START
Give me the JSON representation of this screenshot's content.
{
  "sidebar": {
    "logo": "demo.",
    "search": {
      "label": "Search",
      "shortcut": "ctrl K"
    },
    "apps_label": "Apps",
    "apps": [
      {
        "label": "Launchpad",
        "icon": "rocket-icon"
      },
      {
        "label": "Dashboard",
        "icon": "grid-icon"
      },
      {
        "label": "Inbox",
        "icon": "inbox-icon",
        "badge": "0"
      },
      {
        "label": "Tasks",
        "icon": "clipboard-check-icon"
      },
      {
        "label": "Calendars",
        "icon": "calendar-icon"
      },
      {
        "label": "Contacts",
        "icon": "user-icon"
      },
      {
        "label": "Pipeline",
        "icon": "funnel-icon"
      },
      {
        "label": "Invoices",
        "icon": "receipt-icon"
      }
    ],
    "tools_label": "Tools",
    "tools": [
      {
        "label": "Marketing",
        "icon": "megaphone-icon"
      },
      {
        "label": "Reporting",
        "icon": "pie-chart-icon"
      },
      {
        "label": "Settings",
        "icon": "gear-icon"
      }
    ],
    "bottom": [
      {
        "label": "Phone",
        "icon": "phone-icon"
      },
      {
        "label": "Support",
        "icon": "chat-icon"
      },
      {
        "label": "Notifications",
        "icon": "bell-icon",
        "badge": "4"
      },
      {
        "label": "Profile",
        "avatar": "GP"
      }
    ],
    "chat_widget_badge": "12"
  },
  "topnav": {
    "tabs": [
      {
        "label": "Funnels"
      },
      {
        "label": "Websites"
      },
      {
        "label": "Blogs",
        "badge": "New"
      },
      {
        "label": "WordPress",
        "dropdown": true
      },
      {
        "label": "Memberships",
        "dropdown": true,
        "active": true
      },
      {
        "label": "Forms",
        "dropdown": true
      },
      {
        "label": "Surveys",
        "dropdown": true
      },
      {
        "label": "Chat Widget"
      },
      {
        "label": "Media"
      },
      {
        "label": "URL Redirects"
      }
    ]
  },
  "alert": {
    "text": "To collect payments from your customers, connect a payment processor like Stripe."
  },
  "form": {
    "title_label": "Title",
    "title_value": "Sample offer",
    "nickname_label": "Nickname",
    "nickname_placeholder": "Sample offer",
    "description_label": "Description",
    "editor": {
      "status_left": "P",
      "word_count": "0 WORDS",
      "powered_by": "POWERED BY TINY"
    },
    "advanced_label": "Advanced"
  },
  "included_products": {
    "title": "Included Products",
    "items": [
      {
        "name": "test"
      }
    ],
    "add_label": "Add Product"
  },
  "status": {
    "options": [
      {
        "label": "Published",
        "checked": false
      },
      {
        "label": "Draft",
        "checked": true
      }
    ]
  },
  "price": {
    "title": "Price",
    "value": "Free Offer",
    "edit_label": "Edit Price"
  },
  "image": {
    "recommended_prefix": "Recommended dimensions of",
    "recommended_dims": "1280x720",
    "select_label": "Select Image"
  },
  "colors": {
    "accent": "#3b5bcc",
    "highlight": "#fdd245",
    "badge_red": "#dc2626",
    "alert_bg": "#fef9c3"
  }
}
END
CHALLENGE:
Please repeat the listing exactly, with nothing left out.

TASK ANSWER:
Give me the JSON representation of this screenshot's content.
{
  "sidebar": {
    "logo": "demo.",
    "search": {
      "label": "Search",
      "shortcut": "ctrl K"
    },
    "apps_label": "Apps",
    "apps": [
      {
        "label": "Launchpad",
        "icon": "rocket-icon"
      },
      {
        "label": "Dashboard",
        "icon": "grid-icon"
      },
      {
        "label": "Inbox",
        "icon": "inbox-icon",
        "badge": "0"
      },
      {
        "label": "Tasks",
        "icon": "clipboard-check-icon"
      },
      {
        "label": "Calendars",
        "icon": "calendar-icon"
      },
      {
        "label": "Contacts",
        "icon": "user-icon"
      },
      {
        "label": "Pipeline",
        "icon": "funnel-icon"
      },
      {
        "label": "Invoices",
        "icon": "receipt-icon"
      }
    ],
    "tools_label": "Tools",
    "tools": [
      {
        "label": "Marketing",
        "icon": "megaphone-icon"
      },
      {
        "label": "Reporting",
        "icon": "pie-chart-icon"
      },
      {
        "label": "Settings",
        "icon": "gear-icon"
      }
    ],
    "bottom": [
      {
        "label": "Phone",
        "icon": "phone-icon"
      },
      {
        "label": "Support",
        "icon": "chat-icon"
      },
      {
        "label": "Notifications",
        "icon": "bell-icon",
        "badge": "4"
      },
      {
        "label": "Profile",
        "avatar": "GP"
      }
    ],
    "chat_widget_badge": "12"
  },
  "topnav": {
    "tabs": [
      {
        "label": "Funnels"
      },
      {
        "label": "Websites"
      },
      {
        "label": "Blogs",
        "badge": "New"
      },
      {
        "label": "WordPress",
        "dropdown": true
      },
      {
        "label": "Memberships",
        "dropdown": true,
        "active": true
      },
      {
        "label": "Forms",
        "dropdown": true
      },
      {
        "label": "Surveys",
        "dropdown": true
      },
      {
        "label": "Chat Widget"
      },
      {
        "label": "Media"
      },
      {
        "label": "URL Redirects"
      }
    ]
  },
  "alert": {
    "text": "To collect payments from your customers, connect a payment processor like Stripe."
  },
  "form": {
    "title_label": "Title",
    "title_value": "Sample offer",
    "nickname_label": "Nickname",
    "nickname_placeholder": "Sample offer",
    "description_label": "Description",
    "editor": {
      "status_left": "P",
      "word_count": "0 WORDS",
      "powered_by": "POWERED BY TINY"
    },
    "advanced_label": "Advanced"
  },
  "included_products": {
    "title": "Included Products",
    "items": [
      {
        "name": "test"
      }
    ],
    "add_label": "Add Product"
  },
  "status": {
    "options": [
      {
        "label": "Published",
        "checked": false
      },
      {
        "label": "Draft",
        "checked": true
      }
    ]
  },
  "price": {
    "title": "Price",
    "value": "Free Offer",
    "edit_label": "Edit Price"
  },
  "image": {
    "recommended_prefix": "Recommended dimensions of",
    "recommended_dims": "1280x720",
    "select_label": "Select Image"
  },
  "colors": {
    "accent": "#3b5bcc",
    "highlight": "#fdd245",
    "badge_red": "#dc2626",
    "alert_bg": "#fef9c3"
  }
}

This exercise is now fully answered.